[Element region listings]
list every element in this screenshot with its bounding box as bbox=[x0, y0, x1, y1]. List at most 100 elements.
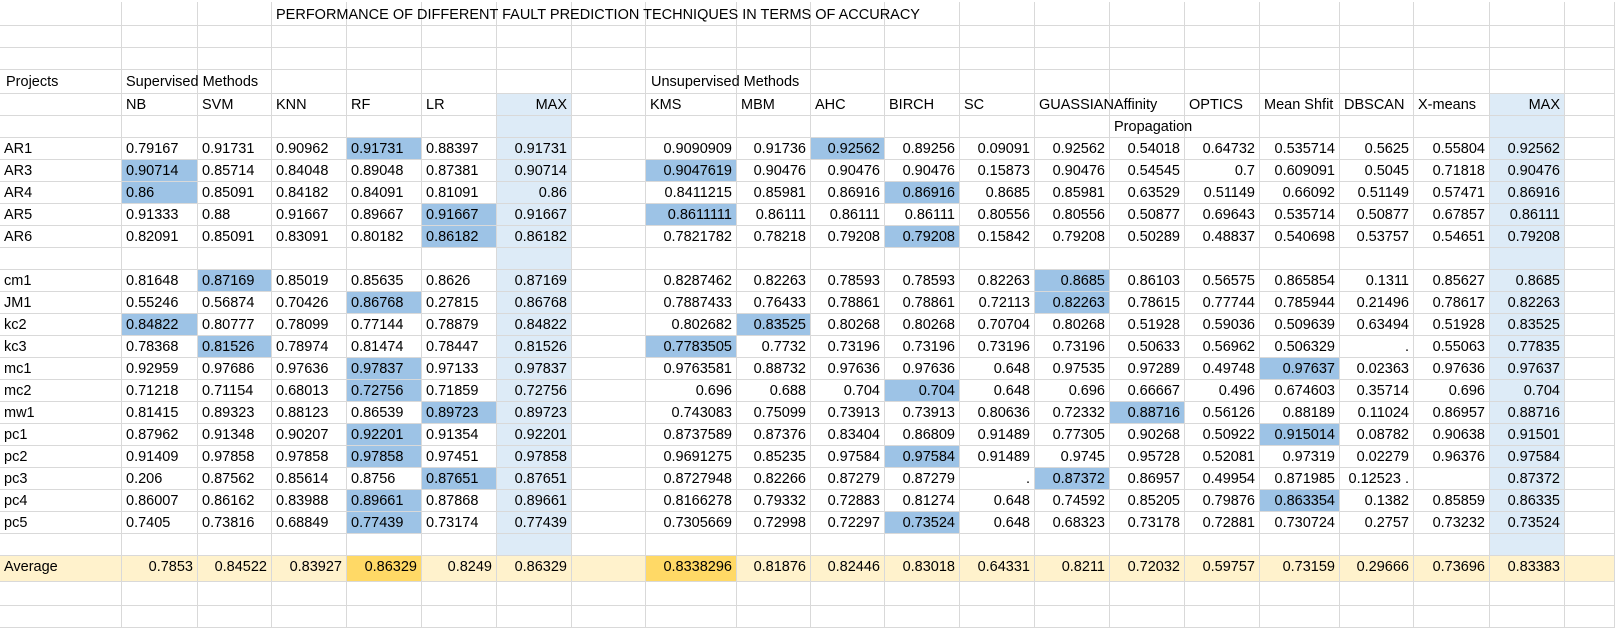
grid-cell[interactable] bbox=[272, 2, 347, 26]
table-cell[interactable]: 0.84822 bbox=[122, 314, 198, 336]
grid-cell[interactable] bbox=[1110, 534, 1185, 556]
grid-cell[interactable] bbox=[1565, 26, 1615, 48]
table-cell[interactable]: 0.81648 bbox=[122, 270, 198, 292]
table-cell[interactable]: 0.91736 bbox=[737, 138, 811, 160]
grid-cell[interactable] bbox=[1185, 116, 1260, 138]
table-cell[interactable] bbox=[1414, 468, 1490, 490]
table-cell[interactable]: 0.97584 bbox=[1490, 446, 1565, 468]
table-cell[interactable]: 0.5625 bbox=[1340, 138, 1414, 160]
table-cell[interactable]: 0.54018 bbox=[1110, 138, 1185, 160]
grid-cell[interactable] bbox=[122, 534, 198, 556]
grid-cell[interactable] bbox=[0, 94, 122, 116]
grid-cell[interactable] bbox=[885, 70, 960, 94]
grid-cell[interactable] bbox=[1490, 534, 1565, 556]
column-header[interactable]: SC bbox=[960, 94, 1035, 116]
grid-cell[interactable] bbox=[422, 582, 497, 606]
project-name[interactable]: pc4 bbox=[0, 490, 122, 512]
table-cell[interactable]: 0.91501 bbox=[1490, 424, 1565, 446]
grid-cell[interactable] bbox=[1260, 606, 1340, 628]
average-cell[interactable]: 0.83018 bbox=[885, 556, 960, 582]
column-header[interactable]: Affinity bbox=[1110, 94, 1185, 116]
table-cell[interactable]: 0.9763581 bbox=[646, 358, 737, 380]
column-header[interactable]: KNN bbox=[272, 94, 347, 116]
table-cell[interactable]: 0.02363 bbox=[1340, 358, 1414, 380]
table-cell[interactable]: 0.92959 bbox=[122, 358, 198, 380]
table-cell[interactable]: 0.87169 bbox=[198, 270, 272, 292]
grid-cell[interactable] bbox=[737, 48, 811, 70]
grid-cell[interactable] bbox=[1565, 70, 1615, 94]
average-cell[interactable]: 0.72032 bbox=[1110, 556, 1185, 582]
grid-cell[interactable] bbox=[1414, 26, 1490, 48]
grid-cell[interactable] bbox=[1185, 606, 1260, 628]
table-cell[interactable]: 0.72297 bbox=[811, 512, 885, 534]
grid-cell[interactable] bbox=[1414, 534, 1490, 556]
table-cell[interactable]: 0.87651 bbox=[497, 468, 572, 490]
table-cell[interactable]: 0.80268 bbox=[1035, 314, 1110, 336]
table-cell[interactable]: 0.696 bbox=[646, 380, 737, 402]
table-cell[interactable]: 0.696 bbox=[1414, 380, 1490, 402]
grid-cell[interactable] bbox=[572, 94, 646, 116]
table-cell[interactable]: 0.85859 bbox=[1414, 490, 1490, 512]
grid-cell[interactable] bbox=[1340, 248, 1414, 270]
grid-cell[interactable] bbox=[960, 582, 1035, 606]
grid-cell[interactable] bbox=[1565, 160, 1615, 182]
table-cell[interactable]: 0.73174 bbox=[422, 512, 497, 534]
grid-cell[interactable] bbox=[1110, 48, 1185, 70]
table-cell[interactable]: 0.87372 bbox=[1490, 468, 1565, 490]
table-cell[interactable]: 0.55246 bbox=[122, 292, 198, 314]
table-cell[interactable]: 0.8737589 bbox=[646, 424, 737, 446]
table-cell[interactable]: 0.71154 bbox=[198, 380, 272, 402]
grid-cell[interactable] bbox=[1110, 606, 1185, 628]
grid-cell[interactable] bbox=[572, 292, 646, 314]
grid-cell[interactable] bbox=[737, 26, 811, 48]
grid-cell[interactable] bbox=[272, 534, 347, 556]
table-cell[interactable]: 0.87279 bbox=[885, 468, 960, 490]
column-header[interactable]: OPTICS bbox=[1185, 94, 1260, 116]
project-name[interactable]: JM1 bbox=[0, 292, 122, 314]
grid-cell[interactable] bbox=[1565, 182, 1615, 204]
table-cell[interactable]: 0.86768 bbox=[347, 292, 422, 314]
average-cell[interactable]: 0.86329 bbox=[497, 556, 572, 582]
grid-cell[interactable] bbox=[572, 248, 646, 270]
project-name[interactable]: mw1 bbox=[0, 402, 122, 424]
grid-cell[interactable] bbox=[572, 534, 646, 556]
grid-cell[interactable] bbox=[347, 606, 422, 628]
table-cell[interactable]: 0.50289 bbox=[1110, 226, 1185, 248]
table-cell[interactable]: 0.97837 bbox=[347, 358, 422, 380]
grid-cell[interactable] bbox=[1414, 116, 1490, 138]
table-cell[interactable]: 0.51928 bbox=[1110, 314, 1185, 336]
table-cell[interactable]: 0.52081 bbox=[1185, 446, 1260, 468]
grid-cell[interactable] bbox=[1490, 248, 1565, 270]
grid-cell[interactable] bbox=[1565, 468, 1615, 490]
table-cell[interactable]: 0.86957 bbox=[1414, 402, 1490, 424]
grid-cell[interactable] bbox=[122, 2, 198, 26]
table-cell[interactable]: 0.78447 bbox=[422, 336, 497, 358]
table-cell[interactable]: 0.8727948 bbox=[646, 468, 737, 490]
grid-cell[interactable] bbox=[1490, 70, 1565, 94]
grid-cell[interactable] bbox=[885, 2, 960, 26]
grid-cell[interactable] bbox=[646, 70, 737, 94]
project-name[interactable]: cm1 bbox=[0, 270, 122, 292]
table-cell[interactable]: 0.85205 bbox=[1110, 490, 1185, 512]
table-cell[interactable]: 0.11024 bbox=[1340, 402, 1414, 424]
table-cell[interactable]: 0.89256 bbox=[885, 138, 960, 160]
table-cell[interactable]: 0.68849 bbox=[272, 512, 347, 534]
grid-cell[interactable] bbox=[1565, 358, 1615, 380]
grid-cell[interactable] bbox=[198, 70, 272, 94]
grid-cell[interactable] bbox=[497, 26, 572, 48]
table-cell[interactable]: 0.56126 bbox=[1185, 402, 1260, 424]
grid-cell[interactable] bbox=[198, 26, 272, 48]
grid-cell[interactable] bbox=[572, 138, 646, 160]
table-cell[interactable]: 0.7821782 bbox=[646, 226, 737, 248]
table-cell[interactable]: 0.86 bbox=[497, 182, 572, 204]
grid-cell[interactable] bbox=[811, 70, 885, 94]
table-cell[interactable]: 0.7887433 bbox=[646, 292, 737, 314]
table-cell[interactable]: 0.85627 bbox=[1414, 270, 1490, 292]
table-cell[interactable]: 0.86957 bbox=[1110, 468, 1185, 490]
grid-cell[interactable] bbox=[1565, 534, 1615, 556]
grid-cell[interactable] bbox=[885, 26, 960, 48]
table-cell[interactable]: 0.89723 bbox=[422, 402, 497, 424]
table-cell[interactable]: 0.97584 bbox=[811, 446, 885, 468]
table-cell[interactable]: 0.15873 bbox=[960, 160, 1035, 182]
table-cell[interactable]: 0.97451 bbox=[422, 446, 497, 468]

> Stated exercise
Please retype all of the rows above word for word, leaving out the pictures.

> Expected answer
list every element in this screenshot with its bounding box as bbox=[x0, y0, x1, y1]. List at most 100 elements.
grid-cell[interactable] bbox=[272, 2, 347, 26]
table-cell[interactable]: 0.84822 bbox=[122, 314, 198, 336]
grid-cell[interactable] bbox=[1110, 534, 1185, 556]
grid-cell[interactable] bbox=[1565, 26, 1615, 48]
table-cell[interactable]: 0.81648 bbox=[122, 270, 198, 292]
table-cell[interactable]: 0.91736 bbox=[737, 138, 811, 160]
grid-cell[interactable] bbox=[1185, 116, 1260, 138]
table-cell[interactable] bbox=[1414, 468, 1490, 490]
table-cell[interactable]: 0.97584 bbox=[1490, 446, 1565, 468]
table-cell[interactable]: 0.5625 bbox=[1340, 138, 1414, 160]
table-cell[interactable]: 0.54018 bbox=[1110, 138, 1185, 160]
grid-cell[interactable] bbox=[122, 534, 198, 556]
grid-cell[interactable] bbox=[0, 94, 122, 116]
grid-cell[interactable] bbox=[885, 70, 960, 94]
grid-cell[interactable] bbox=[1490, 534, 1565, 556]
column-header[interactable]: SC bbox=[960, 94, 1035, 116]
grid-cell[interactable] bbox=[422, 582, 497, 606]
project-name[interactable]: pc4 bbox=[0, 490, 122, 512]
table-cell[interactable]: 0.91501 bbox=[1490, 424, 1565, 446]
grid-cell[interactable] bbox=[1260, 606, 1340, 628]
average-cell[interactable]: 0.83018 bbox=[885, 556, 960, 582]
column-header[interactable]: Affinity bbox=[1110, 94, 1185, 116]
table-cell[interactable]: 0.9763581 bbox=[646, 358, 737, 380]
column-header[interactable]: KNN bbox=[272, 94, 347, 116]
table-cell[interactable]: 0.02363 bbox=[1340, 358, 1414, 380]
table-cell[interactable]: 0.92959 bbox=[122, 358, 198, 380]
table-cell[interactable]: 0.87169 bbox=[198, 270, 272, 292]
grid-cell[interactable] bbox=[737, 48, 811, 70]
grid-cell[interactable] bbox=[1565, 70, 1615, 94]
average-cell[interactable]: 0.72032 bbox=[1110, 556, 1185, 582]
grid-cell[interactable] bbox=[1414, 26, 1490, 48]
grid-cell[interactable] bbox=[1185, 606, 1260, 628]
table-cell[interactable]: 0.72297 bbox=[811, 512, 885, 534]
grid-cell[interactable] bbox=[1414, 534, 1490, 556]
table-cell[interactable]: 0.87651 bbox=[497, 468, 572, 490]
table-cell[interactable]: 0.80268 bbox=[1035, 314, 1110, 336]
table-cell[interactable]: 0.696 bbox=[646, 380, 737, 402]
table-cell[interactable]: 0.696 bbox=[1414, 380, 1490, 402]
grid-cell[interactable] bbox=[572, 94, 646, 116]
table-cell[interactable]: 0.85859 bbox=[1414, 490, 1490, 512]
grid-cell[interactable] bbox=[1340, 248, 1414, 270]
grid-cell[interactable] bbox=[960, 582, 1035, 606]
grid-cell[interactable] bbox=[1565, 160, 1615, 182]
table-cell[interactable]: 0.73174 bbox=[422, 512, 497, 534]
grid-cell[interactable] bbox=[1110, 48, 1185, 70]
table-cell[interactable]: 0.87372 bbox=[1490, 468, 1565, 490]
table-cell[interactable]: 0.55246 bbox=[122, 292, 198, 314]
table-cell[interactable]: 0.8737589 bbox=[646, 424, 737, 446]
table-cell[interactable]: 0.71154 bbox=[198, 380, 272, 402]
grid-cell[interactable] bbox=[1110, 606, 1185, 628]
grid-cell[interactable] bbox=[572, 292, 646, 314]
grid-cell[interactable] bbox=[737, 26, 811, 48]
grid-cell[interactable] bbox=[272, 534, 347, 556]
table-cell[interactable]: 0.87279 bbox=[885, 468, 960, 490]
column-header[interactable]: OPTICS bbox=[1185, 94, 1260, 116]
project-name[interactable]: JM1 bbox=[0, 292, 122, 314]
grid-cell[interactable] bbox=[1565, 182, 1615, 204]
table-cell[interactable]: 0.86768 bbox=[347, 292, 422, 314]
average-cell[interactable]: 0.86329 bbox=[497, 556, 572, 582]
grid-cell[interactable] bbox=[572, 248, 646, 270]
project-name[interactable]: mw1 bbox=[0, 402, 122, 424]
grid-cell[interactable] bbox=[572, 534, 646, 556]
grid-cell[interactable] bbox=[347, 606, 422, 628]
table-cell[interactable]: 0.50289 bbox=[1110, 226, 1185, 248]
table-cell[interactable]: 0.97837 bbox=[347, 358, 422, 380]
grid-cell[interactable] bbox=[1414, 116, 1490, 138]
table-cell[interactable]: 0.51928 bbox=[1110, 314, 1185, 336]
table-cell[interactable]: 0.52081 bbox=[1185, 446, 1260, 468]
grid-cell[interactable] bbox=[1490, 248, 1565, 270]
grid-cell[interactable] bbox=[1565, 468, 1615, 490]
table-cell[interactable]: 0.86957 bbox=[1414, 402, 1490, 424]
grid-cell[interactable] bbox=[122, 2, 198, 26]
table-cell[interactable]: 0.78447 bbox=[422, 336, 497, 358]
table-cell[interactable]: 0.8727948 bbox=[646, 468, 737, 490]
grid-cell[interactable] bbox=[1490, 70, 1565, 94]
grid-cell[interactable] bbox=[885, 2, 960, 26]
grid-cell[interactable] bbox=[646, 70, 737, 94]
project-name[interactable]: cm1 bbox=[0, 270, 122, 292]
table-cell[interactable]: 0.85205 bbox=[1110, 490, 1185, 512]
table-cell[interactable]: 0.11024 bbox=[1340, 402, 1414, 424]
table-cell[interactable]: 0.89256 bbox=[885, 138, 960, 160]
table-cell[interactable]: 0.68849 bbox=[272, 512, 347, 534]
grid-cell[interactable] bbox=[1565, 358, 1615, 380]
grid-cell[interactable] bbox=[198, 70, 272, 94]
grid-cell[interactable] bbox=[497, 26, 572, 48]
table-cell[interactable]: 0.56126 bbox=[1185, 402, 1260, 424]
grid-cell[interactable] bbox=[198, 26, 272, 48]
grid-cell[interactable] bbox=[572, 138, 646, 160]
table-cell[interactable]: 0.7821782 bbox=[646, 226, 737, 248]
table-cell[interactable]: 0.86 bbox=[497, 182, 572, 204]
grid-cell[interactable] bbox=[811, 70, 885, 94]
table-cell[interactable]: 0.7887433 bbox=[646, 292, 737, 314]
table-cell[interactable]: 0.85627 bbox=[1414, 270, 1490, 292]
table-cell[interactable]: 0.86957 bbox=[1110, 468, 1185, 490]
grid-cell[interactable] bbox=[1565, 534, 1615, 556]
grid-cell[interactable] bbox=[885, 26, 960, 48]
table-cell[interactable]: 0.89723 bbox=[422, 402, 497, 424]
table-cell[interactable]: 0.97584 bbox=[811, 446, 885, 468]
table-cell[interactable]: 0.15873 bbox=[960, 160, 1035, 182]
table-cell[interactable]: 0.97451 bbox=[422, 446, 497, 468]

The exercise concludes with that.